Challenge: Repeat every record below exactly as written.

>> START Records supplied

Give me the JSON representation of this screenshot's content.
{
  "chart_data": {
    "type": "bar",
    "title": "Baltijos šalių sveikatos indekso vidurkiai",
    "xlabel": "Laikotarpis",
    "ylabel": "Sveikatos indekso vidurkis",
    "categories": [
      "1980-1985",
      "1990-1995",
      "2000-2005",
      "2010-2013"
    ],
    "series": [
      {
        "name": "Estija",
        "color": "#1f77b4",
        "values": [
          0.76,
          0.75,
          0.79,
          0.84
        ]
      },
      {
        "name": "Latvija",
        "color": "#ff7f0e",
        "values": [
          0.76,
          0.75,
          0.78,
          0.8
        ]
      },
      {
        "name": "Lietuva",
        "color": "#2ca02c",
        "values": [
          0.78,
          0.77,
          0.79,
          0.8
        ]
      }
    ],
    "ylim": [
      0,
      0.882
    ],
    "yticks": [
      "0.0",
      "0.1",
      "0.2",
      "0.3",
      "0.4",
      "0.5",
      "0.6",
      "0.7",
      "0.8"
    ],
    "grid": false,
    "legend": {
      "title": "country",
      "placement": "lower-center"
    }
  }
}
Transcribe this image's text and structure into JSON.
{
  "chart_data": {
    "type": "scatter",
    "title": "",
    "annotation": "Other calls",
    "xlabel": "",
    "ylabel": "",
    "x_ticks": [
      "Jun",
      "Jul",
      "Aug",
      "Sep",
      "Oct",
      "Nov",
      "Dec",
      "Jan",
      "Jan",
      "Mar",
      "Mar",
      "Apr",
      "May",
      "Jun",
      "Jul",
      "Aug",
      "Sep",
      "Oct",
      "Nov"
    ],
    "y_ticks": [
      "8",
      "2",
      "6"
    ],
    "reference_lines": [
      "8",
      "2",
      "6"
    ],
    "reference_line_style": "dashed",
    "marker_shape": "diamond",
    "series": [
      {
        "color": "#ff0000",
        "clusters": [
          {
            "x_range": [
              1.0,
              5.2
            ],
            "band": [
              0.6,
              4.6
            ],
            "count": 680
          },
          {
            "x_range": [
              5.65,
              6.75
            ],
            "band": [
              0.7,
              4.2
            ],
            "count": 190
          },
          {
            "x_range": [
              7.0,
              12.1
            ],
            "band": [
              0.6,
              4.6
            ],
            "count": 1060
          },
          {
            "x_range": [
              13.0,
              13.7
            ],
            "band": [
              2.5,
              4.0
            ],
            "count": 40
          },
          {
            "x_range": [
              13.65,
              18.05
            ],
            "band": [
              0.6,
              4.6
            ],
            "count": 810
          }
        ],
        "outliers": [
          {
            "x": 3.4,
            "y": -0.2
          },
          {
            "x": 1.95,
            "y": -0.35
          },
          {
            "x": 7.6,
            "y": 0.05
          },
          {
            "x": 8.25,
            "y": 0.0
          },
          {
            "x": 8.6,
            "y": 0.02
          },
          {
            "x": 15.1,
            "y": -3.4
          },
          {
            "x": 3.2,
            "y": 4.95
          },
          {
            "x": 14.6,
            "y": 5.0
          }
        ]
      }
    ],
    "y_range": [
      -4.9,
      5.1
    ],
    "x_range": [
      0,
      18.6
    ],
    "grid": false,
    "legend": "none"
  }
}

>> END Records supplied

Exercise result:
Give me the JSON representation of this screenshot's content.
{
  "chart_data": {
    "type": "bar",
    "title": "Baltijos šalių sveikatos indekso vidurkiai",
    "xlabel": "Laikotarpis",
    "ylabel": "Sveikatos indekso vidurkis",
    "categories": [
      "1980-1985",
      "1990-1995",
      "2000-2005",
      "2010-2013"
    ],
    "series": [
      {
        "name": "Estija",
        "color": "#1f77b4",
        "values": [
          0.76,
          0.75,
          0.79,
          0.84
        ]
      },
      {
        "name": "Latvija",
        "color": "#ff7f0e",
        "values": [
          0.76,
          0.75,
          0.78,
          0.8
        ]
      },
      {
        "name": "Lietuva",
        "color": "#2ca02c",
        "values": [
          0.78,
          0.77,
          0.79,
          0.8
        ]
      }
    ],
    "ylim": [
      0,
      0.882
    ],
    "yticks": [
      "0.0",
      "0.1",
      "0.2",
      "0.3",
      "0.4",
      "0.5",
      "0.6",
      "0.7",
      "0.8"
    ],
    "grid": false,
    "legend": {
      "title": "country",
      "placement": "lower-center"
    }
  }
}
Transcribe this image's text and structure into JSON.
{
  "chart_data": {
    "type": "scatter",
    "title": "",
    "annotation": "Other calls",
    "xlabel": "",
    "ylabel": "",
    "x_ticks": [
      "Jun",
      "Jul",
      "Aug",
      "Sep",
      "Oct",
      "Nov",
      "Dec",
      "Jan",
      "Jan",
      "Mar",
      "Mar",
      "Apr",
      "May",
      "Jun",
      "Jul",
      "Aug",
      "Sep",
      "Oct",
      "Nov"
    ],
    "y_ticks": [
      "8",
      "2",
      "6"
    ],
    "reference_lines": [
      "8",
      "2",
      "6"
    ],
    "reference_line_style": "dashed",
    "marker_shape": "diamond",
    "series": [
      {
        "color": "#ff0000",
        "clusters": [
          {
            "x_range": [
              1.0,
              5.2
            ],
            "band": [
              0.6,
              4.6
            ],
            "count": 680
          },
          {
            "x_range": [
              5.65,
              6.75
            ],
            "band": [
              0.7,
              4.2
            ],
            "count": 190
          },
          {
            "x_range": [
              7.0,
              12.1
            ],
            "band": [
              0.6,
              4.6
            ],
            "count": 1060
          },
          {
            "x_range": [
              13.0,
              13.7
            ],
            "band": [
              2.5,
              4.0
            ],
            "count": 40
          },
          {
            "x_range": [
              13.65,
              18.05
            ],
            "band": [
              0.6,
              4.6
            ],
            "count": 810
          }
        ],
        "outliers": [
          {
            "x": 3.4,
            "y": -0.2
          },
          {
            "x": 1.95,
            "y": -0.35
          },
          {
            "x": 7.6,
            "y": 0.05
          },
          {
            "x": 8.25,
            "y": 0.0
          },
          {
            "x": 8.6,
            "y": 0.02
          },
          {
            "x": 15.1,
            "y": -3.4
          },
          {
            "x": 3.2,
            "y": 4.95
          },
          {
            "x": 14.6,
            "y": 5.0
          }
        ]
      }
    ],
    "y_range": [
      -4.9,
      5.1
    ],
    "x_range": [
      0,
      18.6
    ],
    "grid": false,
    "legend": "none"
  }
}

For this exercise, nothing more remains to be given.